**Exercise text:**
FlareCodeflarecode

Live preview

See the app running while the agent works on it — a dev server in the sandbox, on a private URL, auto-detected for common frameworks.

When an agent is working on a web app, you don't have to pull the branch to see it. Open the Preview tab and FlareCode starts the project's dev server inside the sandbox and shows it running, live, on a private URL.

Open a preview

Click the Preview tab in a session. The first time you open it, FlareCode starts the dev server automatically — no setup. It keeps running while you switch tabs; it stops when you close it or the agent is paused.

You don't normally configure anything. FlareCode detects the framework and package manager, installs dependencies if needed, runs the dev server, and proxies the port to a private https URL that renders in the panel.

What's auto-detected

  • Frameworks — Next.js, Vite, SvelteKit, Nuxt, Astro, Remix, Angular, Create React App, and any project with a dev or start script (plain Node). A static site with an index.html (root, public/, dist/, or src/) is served directly.
  • Package manager — pnpm, npm, Yarn, or Bun, from your lockfile (defaults to pnpm).
  • Monorepos — if the repo root has no app but has workspaces, FlareCode picks the frontend workspace (prefers apps/, then conventional names like web, app, frontend).

Need something specific? You can override the command and port when you start the preview.

Troubleshooting

  • "No dev server detected." The repo has no dev/start script and isn't a framework FlareCode recognizes. Add a dev or start script to package.json, or — for a static site — make sure there's an index.html and it'll be served automatically.
  • It's taking a while to start. First boot installs dependencies and waits for the server to bind — up to about 90 seconds, longer for big installs. Leave the tab open; it polls and shows the URL as soon as the server answers.
  • "Your browser can't reach the preview." FlareCode automatically falls back to a tunnel if the direct URL doesn't resolve in your browser. If both fail, the app is running in the container but your network is blocking the connection — rare, and usually a corporate proxy or certificate issue.
  • A paused or just-resumed agent. Opening a preview wakes the agent automatically. The first start right after an idle pause is slower while the encrypted workspace restores.
  • The page went blank or stopped responding. If the dev server crashes or the container goes idle, the preview reconnects and relaunches it for you, then reloads the frame.

Preview is not the PR

A preview is for seeing the work in progress — it runs in the sandbox and is reachable only by you. It's separate from the change itself, which still lands as a Pull Request you review and merge. See Submit a task.

**The task:**
Answer these questions from the Live preview text above.
(a) Which package manager is used when the lockfile doesn't indicate one?
(b) About how long can the first boot of a preview take?
(c) Who can reach a preview?

**Study material:**
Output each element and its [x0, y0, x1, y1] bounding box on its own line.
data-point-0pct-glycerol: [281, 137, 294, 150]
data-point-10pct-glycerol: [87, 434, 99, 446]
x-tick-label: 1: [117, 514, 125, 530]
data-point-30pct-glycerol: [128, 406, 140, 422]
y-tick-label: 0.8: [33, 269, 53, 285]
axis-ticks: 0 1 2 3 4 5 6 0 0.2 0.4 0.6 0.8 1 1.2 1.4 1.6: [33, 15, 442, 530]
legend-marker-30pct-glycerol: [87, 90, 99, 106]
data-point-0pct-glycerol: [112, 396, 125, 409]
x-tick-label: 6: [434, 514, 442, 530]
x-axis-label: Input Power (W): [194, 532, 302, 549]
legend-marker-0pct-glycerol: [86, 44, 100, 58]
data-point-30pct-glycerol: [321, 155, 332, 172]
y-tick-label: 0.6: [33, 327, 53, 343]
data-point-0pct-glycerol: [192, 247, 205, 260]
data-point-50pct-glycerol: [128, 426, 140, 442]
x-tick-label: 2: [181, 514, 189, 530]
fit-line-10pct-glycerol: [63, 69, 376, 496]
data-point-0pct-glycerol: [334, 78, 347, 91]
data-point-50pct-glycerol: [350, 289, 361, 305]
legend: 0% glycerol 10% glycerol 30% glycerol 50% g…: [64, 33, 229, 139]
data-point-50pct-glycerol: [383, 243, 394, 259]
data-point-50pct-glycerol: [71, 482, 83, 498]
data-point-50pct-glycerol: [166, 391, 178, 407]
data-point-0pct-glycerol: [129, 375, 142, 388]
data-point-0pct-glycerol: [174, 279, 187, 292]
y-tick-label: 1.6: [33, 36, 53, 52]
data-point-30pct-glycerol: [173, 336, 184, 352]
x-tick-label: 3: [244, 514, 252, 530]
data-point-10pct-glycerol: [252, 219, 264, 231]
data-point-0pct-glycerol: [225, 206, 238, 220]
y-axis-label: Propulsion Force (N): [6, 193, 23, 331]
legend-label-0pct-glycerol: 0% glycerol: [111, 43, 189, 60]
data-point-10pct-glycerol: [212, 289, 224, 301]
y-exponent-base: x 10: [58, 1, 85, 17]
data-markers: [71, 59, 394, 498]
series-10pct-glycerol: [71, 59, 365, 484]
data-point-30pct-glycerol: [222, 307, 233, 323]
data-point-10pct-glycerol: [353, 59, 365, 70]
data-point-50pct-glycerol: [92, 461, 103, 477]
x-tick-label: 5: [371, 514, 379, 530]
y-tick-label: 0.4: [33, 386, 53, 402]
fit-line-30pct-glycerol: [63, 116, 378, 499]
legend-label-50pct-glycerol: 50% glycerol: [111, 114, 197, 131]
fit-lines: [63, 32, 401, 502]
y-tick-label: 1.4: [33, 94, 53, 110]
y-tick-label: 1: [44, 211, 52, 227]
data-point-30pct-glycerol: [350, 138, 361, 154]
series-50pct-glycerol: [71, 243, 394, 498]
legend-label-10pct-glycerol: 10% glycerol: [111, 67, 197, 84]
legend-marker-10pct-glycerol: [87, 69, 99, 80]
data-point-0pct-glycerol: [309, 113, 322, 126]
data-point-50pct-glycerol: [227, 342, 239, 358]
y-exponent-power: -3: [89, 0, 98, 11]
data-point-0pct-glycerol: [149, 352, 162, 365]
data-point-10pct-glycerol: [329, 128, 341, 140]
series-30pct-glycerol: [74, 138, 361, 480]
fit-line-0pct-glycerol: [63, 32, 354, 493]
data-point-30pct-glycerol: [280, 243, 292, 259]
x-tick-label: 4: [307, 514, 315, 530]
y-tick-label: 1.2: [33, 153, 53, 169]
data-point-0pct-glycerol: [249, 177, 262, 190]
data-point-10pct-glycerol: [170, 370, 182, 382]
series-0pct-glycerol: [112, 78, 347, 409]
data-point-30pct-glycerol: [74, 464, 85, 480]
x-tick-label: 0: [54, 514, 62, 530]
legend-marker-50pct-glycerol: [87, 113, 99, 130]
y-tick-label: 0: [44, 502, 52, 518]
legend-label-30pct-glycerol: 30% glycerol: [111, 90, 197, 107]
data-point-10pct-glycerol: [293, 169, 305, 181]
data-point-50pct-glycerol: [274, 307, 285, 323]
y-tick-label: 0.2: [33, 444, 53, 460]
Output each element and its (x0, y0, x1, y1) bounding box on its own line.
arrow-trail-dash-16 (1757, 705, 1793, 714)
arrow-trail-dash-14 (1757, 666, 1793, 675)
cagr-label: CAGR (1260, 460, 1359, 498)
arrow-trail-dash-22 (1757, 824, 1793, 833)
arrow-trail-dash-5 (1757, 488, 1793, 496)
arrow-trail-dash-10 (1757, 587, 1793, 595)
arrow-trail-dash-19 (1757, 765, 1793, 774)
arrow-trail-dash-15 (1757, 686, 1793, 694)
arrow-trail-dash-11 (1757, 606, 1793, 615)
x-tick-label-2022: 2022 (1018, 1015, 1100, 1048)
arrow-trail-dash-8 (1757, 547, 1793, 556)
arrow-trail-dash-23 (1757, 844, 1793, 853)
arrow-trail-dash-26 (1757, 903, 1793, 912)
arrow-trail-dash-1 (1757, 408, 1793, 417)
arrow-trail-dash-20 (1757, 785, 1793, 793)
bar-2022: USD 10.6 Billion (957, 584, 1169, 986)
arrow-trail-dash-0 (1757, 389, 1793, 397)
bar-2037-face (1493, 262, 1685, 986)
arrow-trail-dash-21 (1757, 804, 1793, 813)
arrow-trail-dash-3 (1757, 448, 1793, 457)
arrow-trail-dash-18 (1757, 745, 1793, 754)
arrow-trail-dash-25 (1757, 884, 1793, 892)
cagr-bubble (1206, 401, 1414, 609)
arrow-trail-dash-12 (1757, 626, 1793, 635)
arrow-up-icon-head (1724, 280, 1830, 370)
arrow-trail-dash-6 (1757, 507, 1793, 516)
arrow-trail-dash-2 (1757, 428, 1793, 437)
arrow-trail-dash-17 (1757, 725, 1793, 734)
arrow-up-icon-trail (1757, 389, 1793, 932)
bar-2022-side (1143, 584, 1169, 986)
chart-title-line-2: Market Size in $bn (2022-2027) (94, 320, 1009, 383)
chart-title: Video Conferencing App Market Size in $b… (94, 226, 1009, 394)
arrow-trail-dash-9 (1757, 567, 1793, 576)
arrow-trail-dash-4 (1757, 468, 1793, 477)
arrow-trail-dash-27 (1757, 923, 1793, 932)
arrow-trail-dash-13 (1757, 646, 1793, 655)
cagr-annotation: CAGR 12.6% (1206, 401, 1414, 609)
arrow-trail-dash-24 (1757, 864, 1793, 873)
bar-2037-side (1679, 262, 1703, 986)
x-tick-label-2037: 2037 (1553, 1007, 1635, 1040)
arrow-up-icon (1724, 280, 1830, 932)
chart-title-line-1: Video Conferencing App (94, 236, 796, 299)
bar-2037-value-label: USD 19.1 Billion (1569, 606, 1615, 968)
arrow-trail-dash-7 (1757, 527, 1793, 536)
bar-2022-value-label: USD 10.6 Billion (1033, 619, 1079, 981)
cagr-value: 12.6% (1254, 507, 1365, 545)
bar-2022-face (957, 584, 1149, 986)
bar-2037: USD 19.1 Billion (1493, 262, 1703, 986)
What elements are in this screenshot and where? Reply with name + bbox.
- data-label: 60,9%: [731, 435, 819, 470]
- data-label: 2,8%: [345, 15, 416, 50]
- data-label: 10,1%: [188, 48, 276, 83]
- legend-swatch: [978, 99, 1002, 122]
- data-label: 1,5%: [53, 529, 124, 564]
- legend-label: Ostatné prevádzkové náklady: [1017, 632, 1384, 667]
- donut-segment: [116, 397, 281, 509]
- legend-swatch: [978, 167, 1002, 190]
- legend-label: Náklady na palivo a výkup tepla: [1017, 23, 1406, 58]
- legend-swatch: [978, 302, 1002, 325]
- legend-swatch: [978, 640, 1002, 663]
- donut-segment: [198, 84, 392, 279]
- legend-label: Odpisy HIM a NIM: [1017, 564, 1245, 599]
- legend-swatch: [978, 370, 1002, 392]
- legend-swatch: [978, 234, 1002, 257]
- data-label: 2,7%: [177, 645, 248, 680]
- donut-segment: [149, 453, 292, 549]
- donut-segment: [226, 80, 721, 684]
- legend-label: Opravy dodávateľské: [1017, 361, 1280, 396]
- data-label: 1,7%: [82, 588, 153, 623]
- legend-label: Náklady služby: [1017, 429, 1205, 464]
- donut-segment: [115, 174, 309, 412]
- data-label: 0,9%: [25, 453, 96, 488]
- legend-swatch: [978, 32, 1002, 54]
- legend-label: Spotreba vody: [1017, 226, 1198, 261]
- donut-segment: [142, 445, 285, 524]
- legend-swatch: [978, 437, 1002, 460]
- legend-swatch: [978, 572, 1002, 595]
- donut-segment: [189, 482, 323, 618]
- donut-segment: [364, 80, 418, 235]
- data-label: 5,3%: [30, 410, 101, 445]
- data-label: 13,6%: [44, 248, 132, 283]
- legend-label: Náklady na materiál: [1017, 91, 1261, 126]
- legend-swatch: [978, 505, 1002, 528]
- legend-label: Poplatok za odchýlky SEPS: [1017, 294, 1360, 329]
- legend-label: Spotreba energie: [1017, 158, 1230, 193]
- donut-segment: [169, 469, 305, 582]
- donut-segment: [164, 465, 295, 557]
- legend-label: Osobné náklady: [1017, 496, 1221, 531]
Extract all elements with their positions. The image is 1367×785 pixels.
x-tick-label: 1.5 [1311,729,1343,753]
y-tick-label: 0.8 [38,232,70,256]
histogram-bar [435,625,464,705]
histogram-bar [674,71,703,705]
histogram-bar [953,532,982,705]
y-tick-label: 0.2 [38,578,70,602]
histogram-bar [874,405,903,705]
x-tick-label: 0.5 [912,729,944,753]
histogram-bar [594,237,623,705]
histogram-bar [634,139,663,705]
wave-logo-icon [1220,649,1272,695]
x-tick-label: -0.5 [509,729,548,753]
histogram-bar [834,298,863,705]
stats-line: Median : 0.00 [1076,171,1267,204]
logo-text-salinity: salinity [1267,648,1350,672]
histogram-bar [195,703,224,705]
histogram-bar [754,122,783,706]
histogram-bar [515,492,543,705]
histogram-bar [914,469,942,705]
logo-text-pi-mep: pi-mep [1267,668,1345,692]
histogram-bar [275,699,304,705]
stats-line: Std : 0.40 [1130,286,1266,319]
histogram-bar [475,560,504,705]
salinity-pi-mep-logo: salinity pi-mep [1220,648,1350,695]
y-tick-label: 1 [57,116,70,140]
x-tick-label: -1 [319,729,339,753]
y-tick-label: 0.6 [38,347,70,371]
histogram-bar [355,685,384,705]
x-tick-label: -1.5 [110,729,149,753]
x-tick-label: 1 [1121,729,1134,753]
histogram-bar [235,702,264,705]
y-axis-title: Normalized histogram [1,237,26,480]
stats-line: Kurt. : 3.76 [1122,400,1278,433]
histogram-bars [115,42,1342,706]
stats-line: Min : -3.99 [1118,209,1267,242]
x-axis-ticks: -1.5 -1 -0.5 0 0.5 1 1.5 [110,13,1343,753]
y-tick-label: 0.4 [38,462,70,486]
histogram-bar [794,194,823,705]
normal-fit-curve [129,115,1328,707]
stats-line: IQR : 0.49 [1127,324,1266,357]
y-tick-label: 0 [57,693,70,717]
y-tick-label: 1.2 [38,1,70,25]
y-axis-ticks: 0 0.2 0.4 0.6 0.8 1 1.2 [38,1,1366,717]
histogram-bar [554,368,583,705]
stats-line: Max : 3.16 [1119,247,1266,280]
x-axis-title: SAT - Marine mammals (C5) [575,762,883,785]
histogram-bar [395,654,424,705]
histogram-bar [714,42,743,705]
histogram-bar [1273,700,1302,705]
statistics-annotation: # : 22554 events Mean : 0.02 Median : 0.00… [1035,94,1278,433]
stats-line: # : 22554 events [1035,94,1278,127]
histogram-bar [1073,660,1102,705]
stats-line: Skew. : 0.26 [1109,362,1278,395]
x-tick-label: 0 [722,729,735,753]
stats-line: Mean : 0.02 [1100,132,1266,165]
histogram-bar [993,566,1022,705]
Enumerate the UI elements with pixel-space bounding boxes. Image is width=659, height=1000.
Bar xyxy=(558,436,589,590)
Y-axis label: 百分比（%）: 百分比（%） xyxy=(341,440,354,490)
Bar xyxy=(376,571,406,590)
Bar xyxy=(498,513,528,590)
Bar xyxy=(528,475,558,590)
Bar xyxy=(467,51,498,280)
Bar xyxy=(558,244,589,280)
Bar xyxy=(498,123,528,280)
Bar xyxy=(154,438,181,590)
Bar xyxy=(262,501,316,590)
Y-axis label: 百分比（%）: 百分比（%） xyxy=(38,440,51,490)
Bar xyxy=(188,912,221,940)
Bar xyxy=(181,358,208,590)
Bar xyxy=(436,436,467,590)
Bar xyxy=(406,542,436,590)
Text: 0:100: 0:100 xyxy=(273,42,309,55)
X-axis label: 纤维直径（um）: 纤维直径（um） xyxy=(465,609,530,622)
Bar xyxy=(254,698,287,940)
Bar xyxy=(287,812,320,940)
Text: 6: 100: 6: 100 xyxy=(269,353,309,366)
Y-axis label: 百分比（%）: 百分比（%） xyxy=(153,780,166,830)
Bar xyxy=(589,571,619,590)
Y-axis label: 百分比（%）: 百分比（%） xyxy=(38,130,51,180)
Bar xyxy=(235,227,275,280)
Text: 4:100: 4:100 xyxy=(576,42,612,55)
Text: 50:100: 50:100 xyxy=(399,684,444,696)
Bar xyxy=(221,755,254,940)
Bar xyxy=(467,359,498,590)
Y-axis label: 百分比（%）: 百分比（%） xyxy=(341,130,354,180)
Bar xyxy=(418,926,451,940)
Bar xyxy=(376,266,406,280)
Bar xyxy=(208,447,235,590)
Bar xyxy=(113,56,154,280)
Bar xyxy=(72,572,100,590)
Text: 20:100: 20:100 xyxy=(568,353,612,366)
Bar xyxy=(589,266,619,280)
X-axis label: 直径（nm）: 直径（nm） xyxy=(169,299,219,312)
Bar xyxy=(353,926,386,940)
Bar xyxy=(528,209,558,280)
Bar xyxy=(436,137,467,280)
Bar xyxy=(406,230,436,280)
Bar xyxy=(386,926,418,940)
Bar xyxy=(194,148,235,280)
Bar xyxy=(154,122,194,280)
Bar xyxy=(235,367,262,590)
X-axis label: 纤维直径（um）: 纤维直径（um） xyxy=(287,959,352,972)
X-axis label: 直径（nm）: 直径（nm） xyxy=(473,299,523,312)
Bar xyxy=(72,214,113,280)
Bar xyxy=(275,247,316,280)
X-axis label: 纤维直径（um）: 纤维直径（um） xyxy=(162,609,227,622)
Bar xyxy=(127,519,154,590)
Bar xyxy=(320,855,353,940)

**Reply:**
(a) pnpm
(b) Up to about 90 seconds, and longer for big installs
(c) Only you